= Task to carry out =
Where a line of the material contains the string "this", copy that line.

= Provided material =
______________________________

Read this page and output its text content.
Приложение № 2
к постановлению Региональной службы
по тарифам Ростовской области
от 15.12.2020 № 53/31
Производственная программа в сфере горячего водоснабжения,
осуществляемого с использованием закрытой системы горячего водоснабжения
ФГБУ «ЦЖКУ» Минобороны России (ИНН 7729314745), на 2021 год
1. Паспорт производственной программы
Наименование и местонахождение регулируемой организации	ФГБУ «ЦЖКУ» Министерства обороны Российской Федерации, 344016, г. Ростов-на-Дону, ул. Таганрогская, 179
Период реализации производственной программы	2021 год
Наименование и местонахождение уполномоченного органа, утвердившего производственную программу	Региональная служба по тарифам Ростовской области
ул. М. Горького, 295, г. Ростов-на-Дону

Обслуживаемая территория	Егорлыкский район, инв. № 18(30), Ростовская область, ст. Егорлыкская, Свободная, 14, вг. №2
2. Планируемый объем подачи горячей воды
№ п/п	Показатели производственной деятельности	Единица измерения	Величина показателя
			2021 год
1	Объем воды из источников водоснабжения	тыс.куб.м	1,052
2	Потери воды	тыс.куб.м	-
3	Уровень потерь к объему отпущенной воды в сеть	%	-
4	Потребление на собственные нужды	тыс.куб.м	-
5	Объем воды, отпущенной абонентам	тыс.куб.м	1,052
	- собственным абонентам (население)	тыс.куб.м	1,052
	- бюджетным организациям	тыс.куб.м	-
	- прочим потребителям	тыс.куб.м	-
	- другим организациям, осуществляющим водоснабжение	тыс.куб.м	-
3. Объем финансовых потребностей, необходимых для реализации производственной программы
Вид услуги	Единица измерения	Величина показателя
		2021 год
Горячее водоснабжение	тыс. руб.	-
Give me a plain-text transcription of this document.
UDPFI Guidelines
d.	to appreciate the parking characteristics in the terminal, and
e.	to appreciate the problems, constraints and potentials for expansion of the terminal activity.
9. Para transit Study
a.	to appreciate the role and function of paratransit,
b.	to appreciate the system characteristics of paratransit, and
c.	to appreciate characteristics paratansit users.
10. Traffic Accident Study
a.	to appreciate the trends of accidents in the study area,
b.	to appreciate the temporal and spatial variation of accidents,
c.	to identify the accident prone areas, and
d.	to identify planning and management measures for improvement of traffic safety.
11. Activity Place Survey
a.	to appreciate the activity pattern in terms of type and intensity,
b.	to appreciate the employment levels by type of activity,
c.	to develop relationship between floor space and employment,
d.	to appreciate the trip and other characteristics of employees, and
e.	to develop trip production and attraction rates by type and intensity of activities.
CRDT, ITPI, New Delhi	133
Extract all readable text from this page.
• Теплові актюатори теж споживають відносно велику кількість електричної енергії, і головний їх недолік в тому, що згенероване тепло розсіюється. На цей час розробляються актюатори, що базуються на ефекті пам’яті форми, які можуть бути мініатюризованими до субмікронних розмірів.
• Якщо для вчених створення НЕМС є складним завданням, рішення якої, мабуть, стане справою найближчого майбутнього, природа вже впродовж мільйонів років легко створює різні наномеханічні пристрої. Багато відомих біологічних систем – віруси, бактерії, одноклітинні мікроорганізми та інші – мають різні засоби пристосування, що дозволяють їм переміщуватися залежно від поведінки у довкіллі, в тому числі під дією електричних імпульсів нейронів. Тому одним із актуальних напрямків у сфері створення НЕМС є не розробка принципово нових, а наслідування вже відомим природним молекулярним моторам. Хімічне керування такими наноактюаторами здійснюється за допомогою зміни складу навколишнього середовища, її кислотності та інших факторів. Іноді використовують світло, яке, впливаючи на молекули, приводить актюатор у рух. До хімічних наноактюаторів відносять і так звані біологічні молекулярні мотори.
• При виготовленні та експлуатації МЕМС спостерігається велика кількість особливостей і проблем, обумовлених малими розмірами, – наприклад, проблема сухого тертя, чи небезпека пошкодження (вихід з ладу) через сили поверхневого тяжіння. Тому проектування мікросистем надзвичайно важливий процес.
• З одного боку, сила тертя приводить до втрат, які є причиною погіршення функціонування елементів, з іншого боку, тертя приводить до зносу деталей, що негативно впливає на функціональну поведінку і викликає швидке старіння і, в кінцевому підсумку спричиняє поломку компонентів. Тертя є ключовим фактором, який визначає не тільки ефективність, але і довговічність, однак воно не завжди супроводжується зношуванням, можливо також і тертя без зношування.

______________________________

= Full solution =
Read this page and output its text content.
Give me a plain-text transcription of this document.
Extract all readable text from this page.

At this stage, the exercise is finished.